IRWS Lecture 04 - Boolean Model and Transcrib

Information Retrieval and Web Search
Self Study – Boolean Model
Information Retrieval and Web Search - IRWS - Griffith College 1

Today
 Term Weights
 Boolean IR Model
 Extended Boolean Model

Term Weights
 We have seen how we perform pre-processing to divide a document into terms
that are stored in an index.
 However, not all terms are equally useful for describing document contents.
 For this reason, terms are generally weighted in some way, to reflect this
usefulness.
 Deciding on the importance of a term (i.e. the weight) is not a trivial issue.

Term Weights
 Consider a document collection of 100,000 documents.
 A word that appears in every document is not very useful as an index term, as
it tells us very little about which documents a user might be interested in.
 A word that appears in 5 documents considerably narrows the space of
documents that might be of interest to the user.
 This is the basic rationale behind stop words, but it has wider consequences
also.

Term Weights
 We can also take the number of times a term occurs in a document into
account, for example:
 The term “Obama” will appear in a biography of Barack Obama, for obvious reasons.
 The term “Obama” will also appear in a biography of John McCain, as he once lost an
election to Obama. It will not be as common, however.
 The first document is more relevant to a search for “Obama” but without using
weights, both would be treated equally.
 The greater number of occurrences of the term in the first document should
result in a greater weight.

Term Weights
 When talking about term weights, we use the following notation:
 A weight wi,j > 0 is associated with every index term ki of document dj .
 For an index term that does not appear in the document, wij = 0
 This weight quantifies the importance of the index term for describing the
document's semantic contents.

_TASK INSTRUCTIONS:_
1. Answer these questions using the lecture slides on term weights:
(a) How many documents does the example collection contain?
(b) What weight is assigned to an index term that does not appear in a document?
(c) Why does the term "Obama" appear in a biography of John McCain?
2. List every topic named under "Today" in the lecture slides on term weights.

(Labeled box records)
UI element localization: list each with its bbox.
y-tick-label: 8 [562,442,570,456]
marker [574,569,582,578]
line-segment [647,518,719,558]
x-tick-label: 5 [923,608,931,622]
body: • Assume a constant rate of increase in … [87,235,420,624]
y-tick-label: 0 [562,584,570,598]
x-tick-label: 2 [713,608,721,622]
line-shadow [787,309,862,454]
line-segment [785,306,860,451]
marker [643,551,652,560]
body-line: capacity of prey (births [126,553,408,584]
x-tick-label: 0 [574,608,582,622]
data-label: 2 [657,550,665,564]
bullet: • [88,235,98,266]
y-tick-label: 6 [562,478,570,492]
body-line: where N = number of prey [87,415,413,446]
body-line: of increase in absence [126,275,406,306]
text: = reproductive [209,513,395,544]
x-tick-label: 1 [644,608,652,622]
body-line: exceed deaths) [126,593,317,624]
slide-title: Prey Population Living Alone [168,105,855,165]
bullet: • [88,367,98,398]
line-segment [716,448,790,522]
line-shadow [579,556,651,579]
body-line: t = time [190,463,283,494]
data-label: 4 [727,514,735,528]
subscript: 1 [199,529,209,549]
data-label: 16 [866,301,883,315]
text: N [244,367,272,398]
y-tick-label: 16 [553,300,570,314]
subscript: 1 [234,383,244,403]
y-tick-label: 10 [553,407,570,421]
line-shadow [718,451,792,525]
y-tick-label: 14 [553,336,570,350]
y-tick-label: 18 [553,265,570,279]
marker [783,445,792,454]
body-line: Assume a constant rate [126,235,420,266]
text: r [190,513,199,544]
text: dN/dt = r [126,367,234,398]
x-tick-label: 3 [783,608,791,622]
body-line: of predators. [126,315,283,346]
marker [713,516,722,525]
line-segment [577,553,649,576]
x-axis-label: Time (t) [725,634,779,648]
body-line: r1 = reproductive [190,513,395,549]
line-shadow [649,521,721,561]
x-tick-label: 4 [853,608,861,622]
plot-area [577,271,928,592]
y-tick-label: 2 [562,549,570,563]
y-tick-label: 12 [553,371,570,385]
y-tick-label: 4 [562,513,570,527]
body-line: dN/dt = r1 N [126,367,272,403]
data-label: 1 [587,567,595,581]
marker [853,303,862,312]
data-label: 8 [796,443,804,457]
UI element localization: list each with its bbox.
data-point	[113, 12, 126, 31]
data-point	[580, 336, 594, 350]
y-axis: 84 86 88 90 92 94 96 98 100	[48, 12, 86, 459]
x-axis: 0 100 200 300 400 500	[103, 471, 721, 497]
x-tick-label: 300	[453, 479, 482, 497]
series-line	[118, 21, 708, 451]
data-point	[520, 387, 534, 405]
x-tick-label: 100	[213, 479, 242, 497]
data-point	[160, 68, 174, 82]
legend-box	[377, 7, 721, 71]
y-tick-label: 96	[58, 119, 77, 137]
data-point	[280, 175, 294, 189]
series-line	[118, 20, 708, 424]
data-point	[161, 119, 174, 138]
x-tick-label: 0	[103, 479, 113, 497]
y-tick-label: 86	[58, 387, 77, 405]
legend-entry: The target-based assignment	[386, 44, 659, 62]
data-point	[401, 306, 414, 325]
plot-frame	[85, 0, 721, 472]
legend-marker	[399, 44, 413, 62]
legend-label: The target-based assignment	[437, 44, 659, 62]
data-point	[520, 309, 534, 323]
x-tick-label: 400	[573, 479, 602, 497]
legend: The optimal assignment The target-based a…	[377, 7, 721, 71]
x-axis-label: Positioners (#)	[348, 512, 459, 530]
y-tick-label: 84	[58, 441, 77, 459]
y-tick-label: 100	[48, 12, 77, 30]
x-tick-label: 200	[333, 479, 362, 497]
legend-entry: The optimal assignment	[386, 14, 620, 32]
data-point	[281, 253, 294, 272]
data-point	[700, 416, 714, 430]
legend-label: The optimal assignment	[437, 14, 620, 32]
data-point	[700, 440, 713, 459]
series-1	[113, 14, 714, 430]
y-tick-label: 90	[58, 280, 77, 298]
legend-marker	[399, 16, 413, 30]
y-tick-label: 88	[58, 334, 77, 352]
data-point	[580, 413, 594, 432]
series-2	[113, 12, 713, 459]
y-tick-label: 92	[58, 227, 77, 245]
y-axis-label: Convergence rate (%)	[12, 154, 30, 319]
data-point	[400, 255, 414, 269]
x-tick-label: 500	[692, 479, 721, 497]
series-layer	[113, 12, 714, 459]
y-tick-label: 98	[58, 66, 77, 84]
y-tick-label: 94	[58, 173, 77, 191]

_SOLUTION SET:_
1.
(a) 100,000 documents.
(b) A weight of 0.
(c) McCain once lost an election to Obama.

2.
Term Weights
Boolean IR Model
Extended Boolean Model